### Required task
Do not copy the pictures; transcribe all other material exactly.

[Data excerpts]
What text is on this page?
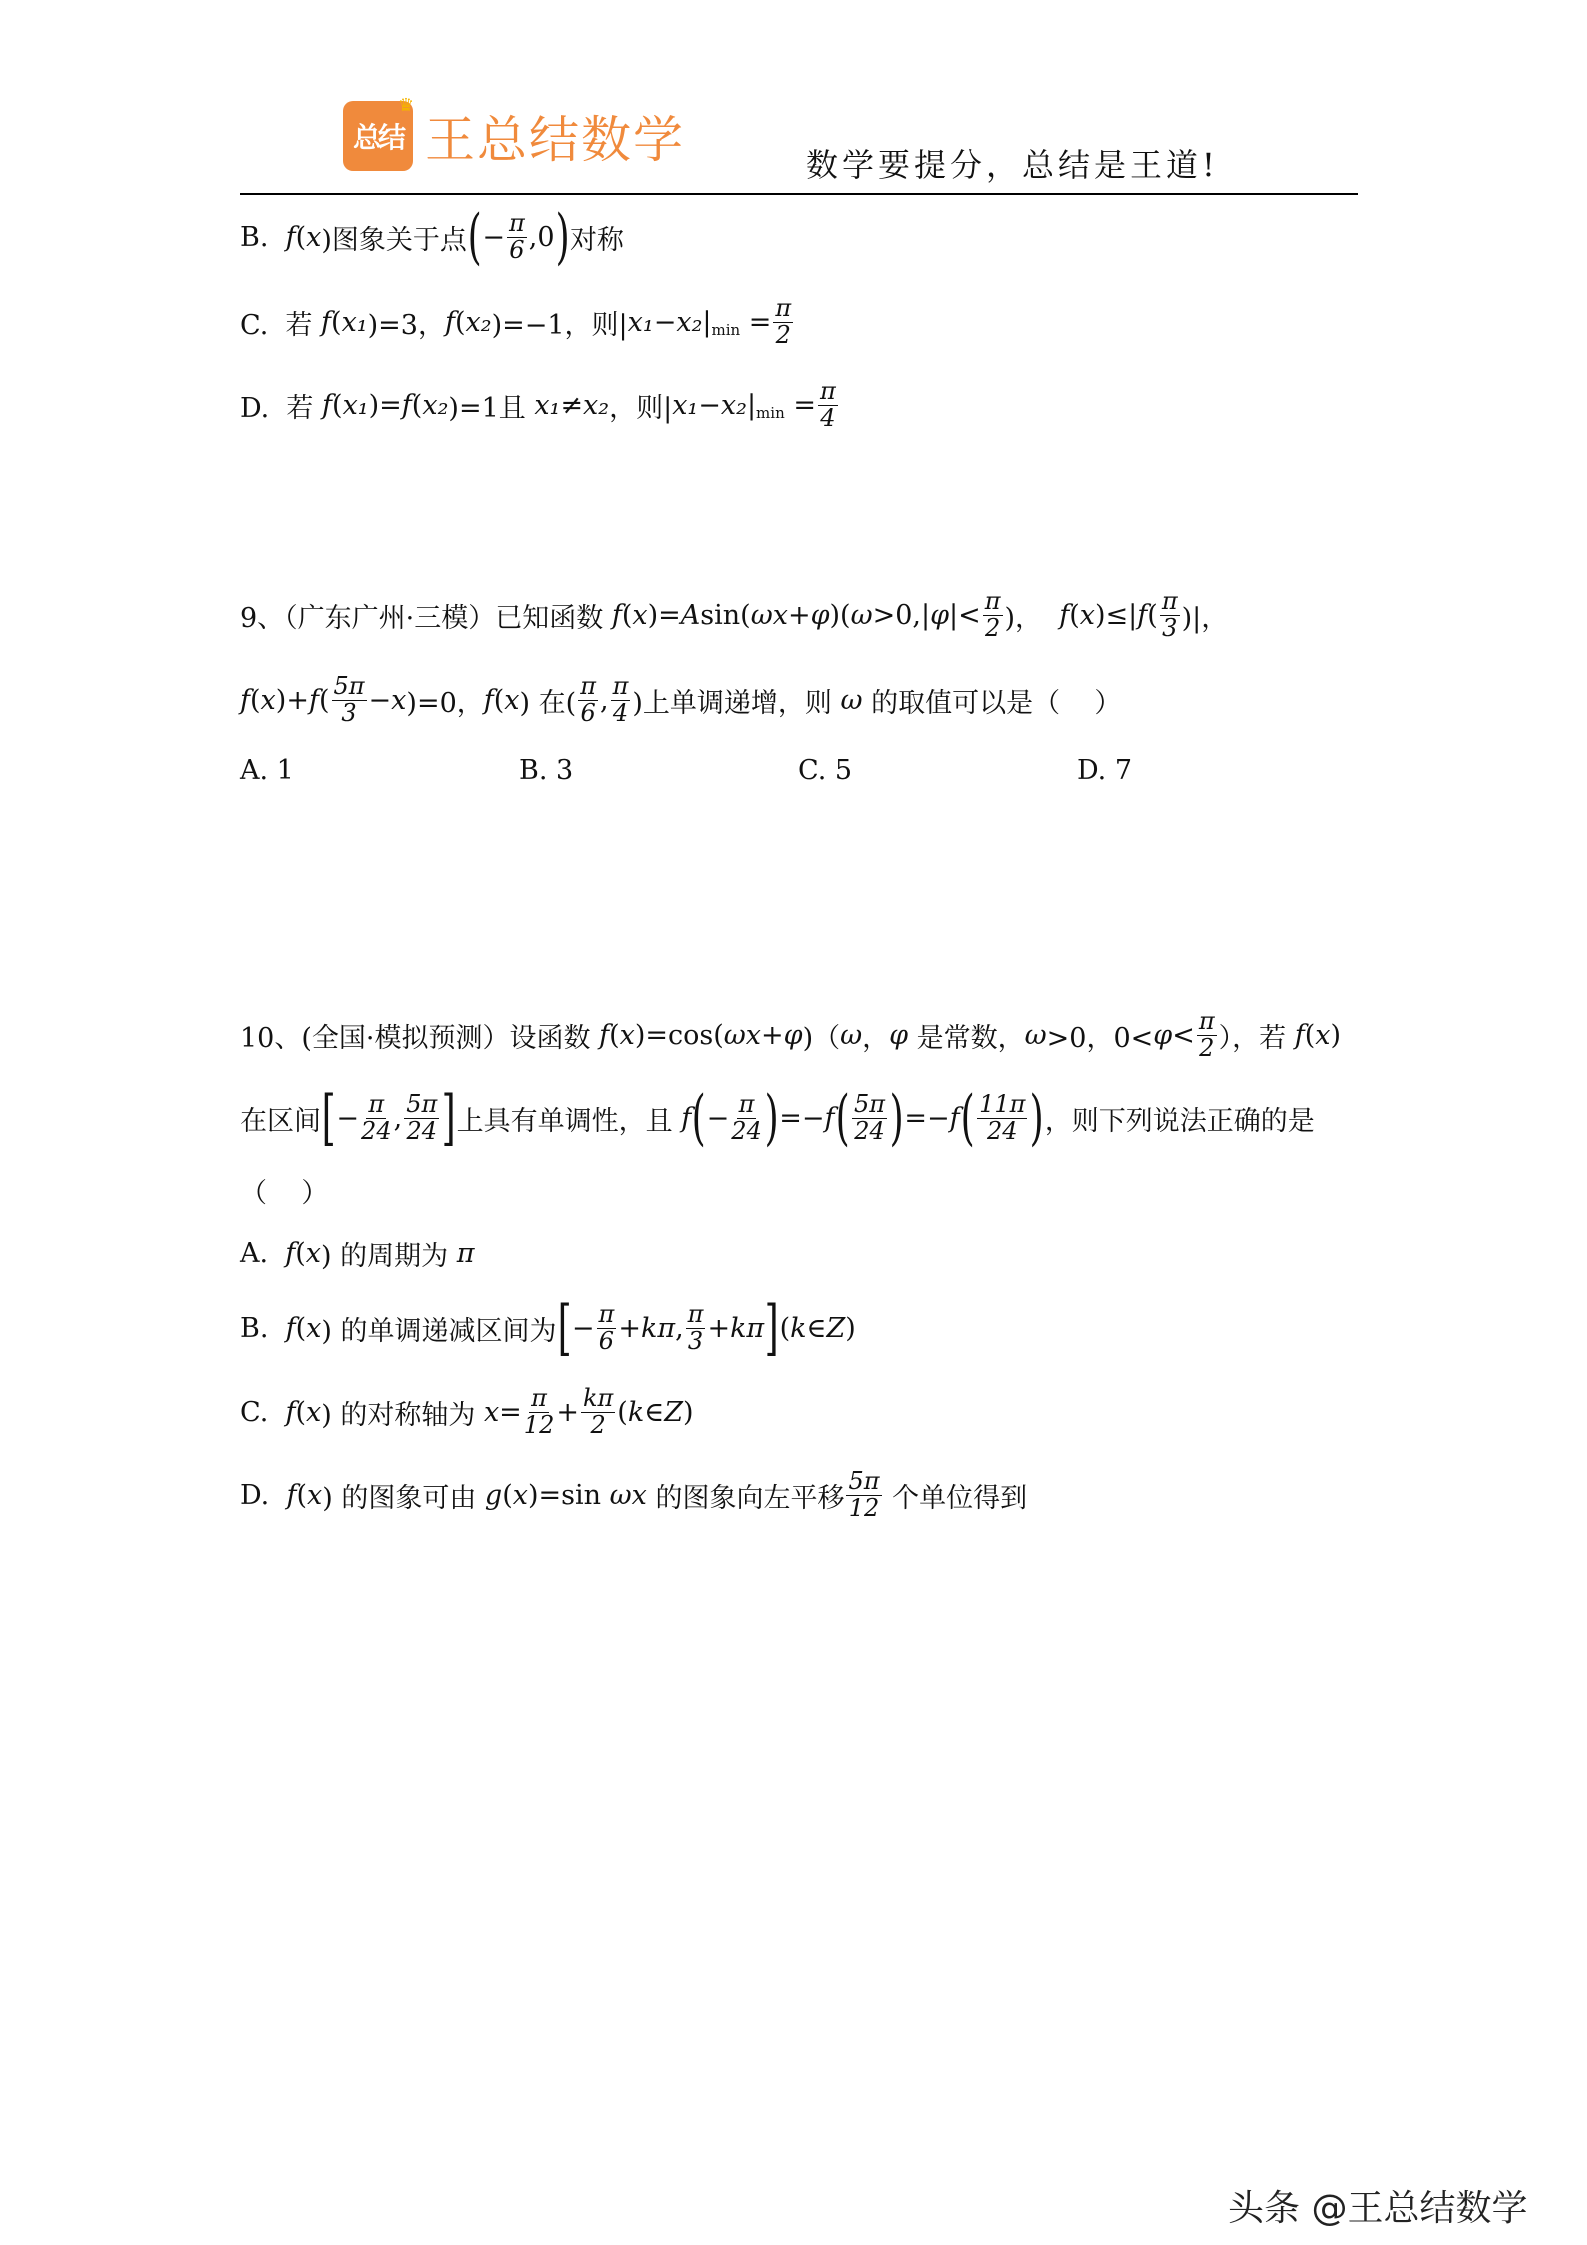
总结
♛
王总结数学	数学要提分，总结是王道!
B. f ( x )图象关于点 ( − $\frac{\pi}{6} ,0$ ) 对称
C.  若 f ( x₁ )=3， f ( x₂ )=−1，则| x₁ − x₂ | $\min = \frac{\pi}{2}$
D.  若 f ( x₁ )= f ( x₂ )=1且 x₁ ≠ x₂ ，则| x₁ − x₂ | $\min = \frac{\pi}{4}$
9、（广东广州·三模）已知函数 f ( x )= A sin( ωx + φ )( ω >0,| φ |< $\frac{\pi}{2}$ )， f ( x )≤| f ( $\frac{\pi}{3}$ )|，
f ( x )+ f ( $\frac{5\pi}{3} - x$ )=0， f ( x ) 在( $\frac{\pi}{6}$ , $\frac{\pi}{4}$ )上单调递增，则 ω 的取值可以是（    ）
10、(全国·模拟预测）设函数 f ( x )=cos( ωx + φ )（ ω ， φ 是常数， ω >0，$0< \varphi < \frac{\pi}{2}$ ），若 f ( x )
在区间 [ − $\frac{\pi}{24}$ , $\frac{5\pi}{24}$ ] 上具有单调性，且 f ( − $\frac{\pi}{24}$ ) =− f ( $\frac{5\pi}{24}$ ) =− f ( $\frac{11\pi}{24}$ ) ，则下列说法正确的是
（    ）
A. f ( x ) 的周期为 π
B. f ( x ) 的单调递减区间为 [ − $\frac{\pi}{6} + k\pi$ , $\frac{\pi}{3} + k\pi$ ] ( k ∈ Z )
C. f ( x ) 的对称轴为 $x = \frac{\pi}{12} + \frac{k\pi}{2}$ ( k ∈ Z )
D. f ( x ) 的图象可由 g ( x )=sin ωx 的图象向左平移 $\frac{5\pi}{12}$ 个单位得到
A. 1	B. 3	C. 5	D. 7
头条 @王总结数学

### Answer to the exercise
What text is on this page?
总结
♛
王总结数学	数学要提分，总结是王道!
B. f ( x )图象关于点 ( − $\frac{\pi}{6} ,0$ ) 对称
C.  若 f ( x₁ )=3， f ( x₂ )=−1，则| x₁ − x₂ | $\min = \frac{\pi}{2}$
D.  若 f ( x₁ )= f ( x₂ )=1且 x₁ ≠ x₂ ，则| x₁ − x₂ | $\min = \frac{\pi}{4}$
9、（广东广州·三模）已知函数 f ( x )= A sin( ωx + φ )( ω >0,| φ |< $\frac{\pi}{2}$ )， f ( x )≤| f ( $\frac{\pi}{3}$ )|，
f ( x )+ f ( $\frac{5\pi}{3} - x$ )=0， f ( x ) 在( $\frac{\pi}{6}$ , $\frac{\pi}{4}$ )上单调递增，则 ω 的取值可以是（    ）
10、(全国·模拟预测）设函数 f ( x )=cos( ωx + φ )（ ω ， φ 是常数， ω >0，$0< \varphi < \frac{\pi}{2}$ ），若 f ( x )
在区间 [ − $\frac{\pi}{24}$ , $\frac{5\pi}{24}$ ] 上具有单调性，且 f ( − $\frac{\pi}{24}$ ) =− f ( $\frac{5\pi}{24}$ ) =− f ( $\frac{11\pi}{24}$ ) ，则下列说法正确的是
（    ）
A. f ( x ) 的周期为 π
B. f ( x ) 的单调递减区间为 [ − $\frac{\pi}{6} + k\pi$ , $\frac{\pi}{3} + k\pi$ ] ( k ∈ Z )
C. f ( x ) 的对称轴为 $x = \frac{\pi}{12} + \frac{k\pi}{2}$ ( k ∈ Z )
D. f ( x ) 的图象可由 g ( x )=sin ωx 的图象向左平移 $\frac{5\pi}{12}$ 个单位得到
A. 1	B. 3	C. 5	D. 7
头条 @王总结数学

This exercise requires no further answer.